DATA FOR THIS EXERCISE →
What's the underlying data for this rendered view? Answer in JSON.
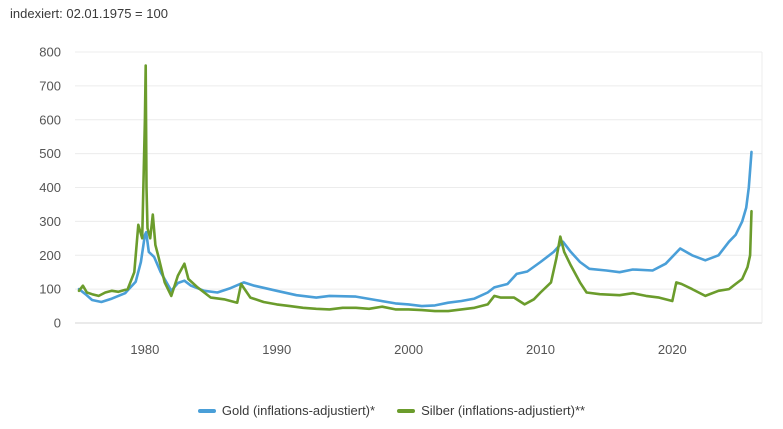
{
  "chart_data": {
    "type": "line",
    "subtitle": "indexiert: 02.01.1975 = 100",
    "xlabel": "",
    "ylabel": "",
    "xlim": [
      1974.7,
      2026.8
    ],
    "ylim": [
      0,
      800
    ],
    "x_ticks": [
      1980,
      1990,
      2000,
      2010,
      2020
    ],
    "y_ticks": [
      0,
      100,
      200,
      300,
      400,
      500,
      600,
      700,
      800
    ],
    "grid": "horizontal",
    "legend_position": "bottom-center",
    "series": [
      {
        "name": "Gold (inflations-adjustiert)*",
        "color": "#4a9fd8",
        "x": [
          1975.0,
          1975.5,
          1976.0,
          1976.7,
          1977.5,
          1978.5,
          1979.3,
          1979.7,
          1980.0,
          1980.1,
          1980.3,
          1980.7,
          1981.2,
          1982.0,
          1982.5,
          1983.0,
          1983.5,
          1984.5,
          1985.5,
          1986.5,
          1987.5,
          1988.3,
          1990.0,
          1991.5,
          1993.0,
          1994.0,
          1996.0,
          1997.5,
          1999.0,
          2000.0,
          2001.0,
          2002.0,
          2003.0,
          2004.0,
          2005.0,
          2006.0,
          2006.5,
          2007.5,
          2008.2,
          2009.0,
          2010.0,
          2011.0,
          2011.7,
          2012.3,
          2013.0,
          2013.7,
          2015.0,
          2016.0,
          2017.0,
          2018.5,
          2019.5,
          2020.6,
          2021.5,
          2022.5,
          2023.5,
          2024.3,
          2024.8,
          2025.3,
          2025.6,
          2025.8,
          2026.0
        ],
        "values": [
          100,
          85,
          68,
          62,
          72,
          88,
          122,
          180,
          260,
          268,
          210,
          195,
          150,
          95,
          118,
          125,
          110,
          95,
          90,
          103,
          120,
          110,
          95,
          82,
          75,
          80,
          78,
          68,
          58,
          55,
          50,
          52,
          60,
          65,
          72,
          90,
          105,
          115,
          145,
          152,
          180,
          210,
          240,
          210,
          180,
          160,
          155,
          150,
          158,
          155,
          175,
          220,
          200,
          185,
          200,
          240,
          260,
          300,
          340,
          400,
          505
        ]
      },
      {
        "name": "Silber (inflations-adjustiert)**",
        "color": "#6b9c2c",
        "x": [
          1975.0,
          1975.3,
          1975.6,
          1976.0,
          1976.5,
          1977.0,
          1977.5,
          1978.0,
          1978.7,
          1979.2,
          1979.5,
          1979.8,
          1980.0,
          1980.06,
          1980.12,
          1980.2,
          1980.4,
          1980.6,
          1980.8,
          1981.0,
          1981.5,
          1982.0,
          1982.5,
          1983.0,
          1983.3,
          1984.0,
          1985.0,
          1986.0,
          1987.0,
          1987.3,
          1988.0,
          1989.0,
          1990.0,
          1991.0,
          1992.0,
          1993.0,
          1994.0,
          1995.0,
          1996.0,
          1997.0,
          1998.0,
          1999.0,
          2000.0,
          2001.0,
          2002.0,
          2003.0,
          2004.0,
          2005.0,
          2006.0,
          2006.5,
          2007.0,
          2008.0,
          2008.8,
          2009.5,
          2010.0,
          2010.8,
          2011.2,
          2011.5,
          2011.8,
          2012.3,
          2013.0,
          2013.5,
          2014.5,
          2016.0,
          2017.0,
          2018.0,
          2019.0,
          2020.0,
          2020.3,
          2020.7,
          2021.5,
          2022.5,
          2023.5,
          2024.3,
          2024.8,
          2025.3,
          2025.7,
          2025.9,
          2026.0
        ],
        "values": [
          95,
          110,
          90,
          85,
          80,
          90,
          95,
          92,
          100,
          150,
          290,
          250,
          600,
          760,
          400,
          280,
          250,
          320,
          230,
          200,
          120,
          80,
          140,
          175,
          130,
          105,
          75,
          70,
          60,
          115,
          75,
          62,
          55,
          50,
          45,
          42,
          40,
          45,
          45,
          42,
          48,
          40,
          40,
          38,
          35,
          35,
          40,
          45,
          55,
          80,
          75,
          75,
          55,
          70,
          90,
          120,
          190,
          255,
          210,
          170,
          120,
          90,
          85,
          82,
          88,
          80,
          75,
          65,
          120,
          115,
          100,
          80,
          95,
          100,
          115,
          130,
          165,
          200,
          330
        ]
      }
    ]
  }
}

EXERCISE DESCRIPTION →
Take the records above and transcribe them exactly, dropping every picture.

SOLUTION FOR THIS EXERCISE →
What's the underlying data for this rendered view? Answer in JSON.
{
  "chart_data": {
    "type": "line",
    "subtitle": "indexiert: 02.01.1975 = 100",
    "xlabel": "",
    "ylabel": "",
    "xlim": [
      1974.7,
      2026.8
    ],
    "ylim": [
      0,
      800
    ],
    "x_ticks": [
      1980,
      1990,
      2000,
      2010,
      2020
    ],
    "y_ticks": [
      0,
      100,
      200,
      300,
      400,
      500,
      600,
      700,
      800
    ],
    "grid": "horizontal",
    "legend_position": "bottom-center",
    "series": [
      {
        "name": "Gold (inflations-adjustiert)*",
        "color": "#4a9fd8",
        "x": [
          1975.0,
          1975.5,
          1976.0,
          1976.7,
          1977.5,
          1978.5,
          1979.3,
          1979.7,
          1980.0,
          1980.1,
          1980.3,
          1980.7,
          1981.2,
          1982.0,
          1982.5,
          1983.0,
          1983.5,
          1984.5,
          1985.5,
          1986.5,
          1987.5,
          1988.3,
          1990.0,
          1991.5,
          1993.0,
          1994.0,
          1996.0,
          1997.5,
          1999.0,
          2000.0,
          2001.0,
          2002.0,
          2003.0,
          2004.0,
          2005.0,
          2006.0,
          2006.5,
          2007.5,
          2008.2,
          2009.0,
          2010.0,
          2011.0,
          2011.7,
          2012.3,
          2013.0,
          2013.7,
          2015.0,
          2016.0,
          2017.0,
          2018.5,
          2019.5,
          2020.6,
          2021.5,
          2022.5,
          2023.5,
          2024.3,
          2024.8,
          2025.3,
          2025.6,
          2025.8,
          2026.0
        ],
        "values": [
          100,
          85,
          68,
          62,
          72,
          88,
          122,
          180,
          260,
          268,
          210,
          195,
          150,
          95,
          118,
          125,
          110,
          95,
          90,
          103,
          120,
          110,
          95,
          82,
          75,
          80,
          78,
          68,
          58,
          55,
          50,
          52,
          60,
          65,
          72,
          90,
          105,
          115,
          145,
          152,
          180,
          210,
          240,
          210,
          180,
          160,
          155,
          150,
          158,
          155,
          175,
          220,
          200,
          185,
          200,
          240,
          260,
          300,
          340,
          400,
          505
        ]
      },
      {
        "name": "Silber (inflations-adjustiert)**",
        "color": "#6b9c2c",
        "x": [
          1975.0,
          1975.3,
          1975.6,
          1976.0,
          1976.5,
          1977.0,
          1977.5,
          1978.0,
          1978.7,
          1979.2,
          1979.5,
          1979.8,
          1980.0,
          1980.06,
          1980.12,
          1980.2,
          1980.4,
          1980.6,
          1980.8,
          1981.0,
          1981.5,
          1982.0,
          1982.5,
          1983.0,
          1983.3,
          1984.0,
          1985.0,
          1986.0,
          1987.0,
          1987.3,
          1988.0,
          1989.0,
          1990.0,
          1991.0,
          1992.0,
          1993.0,
          1994.0,
          1995.0,
          1996.0,
          1997.0,
          1998.0,
          1999.0,
          2000.0,
          2001.0,
          2002.0,
          2003.0,
          2004.0,
          2005.0,
          2006.0,
          2006.5,
          2007.0,
          2008.0,
          2008.8,
          2009.5,
          2010.0,
          2010.8,
          2011.2,
          2011.5,
          2011.8,
          2012.3,
          2013.0,
          2013.5,
          2014.5,
          2016.0,
          2017.0,
          2018.0,
          2019.0,
          2020.0,
          2020.3,
          2020.7,
          2021.5,
          2022.5,
          2023.5,
          2024.3,
          2024.8,
          2025.3,
          2025.7,
          2025.9,
          2026.0
        ],
        "values": [
          95,
          110,
          90,
          85,
          80,
          90,
          95,
          92,
          100,
          150,
          290,
          250,
          600,
          760,
          400,
          280,
          250,
          320,
          230,
          200,
          120,
          80,
          140,
          175,
          130,
          105,
          75,
          70,
          60,
          115,
          75,
          62,
          55,
          50,
          45,
          42,
          40,
          45,
          45,
          42,
          48,
          40,
          40,
          38,
          35,
          35,
          40,
          45,
          55,
          80,
          75,
          75,
          55,
          70,
          90,
          120,
          190,
          255,
          210,
          170,
          120,
          90,
          85,
          82,
          88,
          80,
          75,
          65,
          120,
          115,
          100,
          80,
          95,
          100,
          115,
          130,
          165,
          200,
          330
        ]
      }
    ]
  }
}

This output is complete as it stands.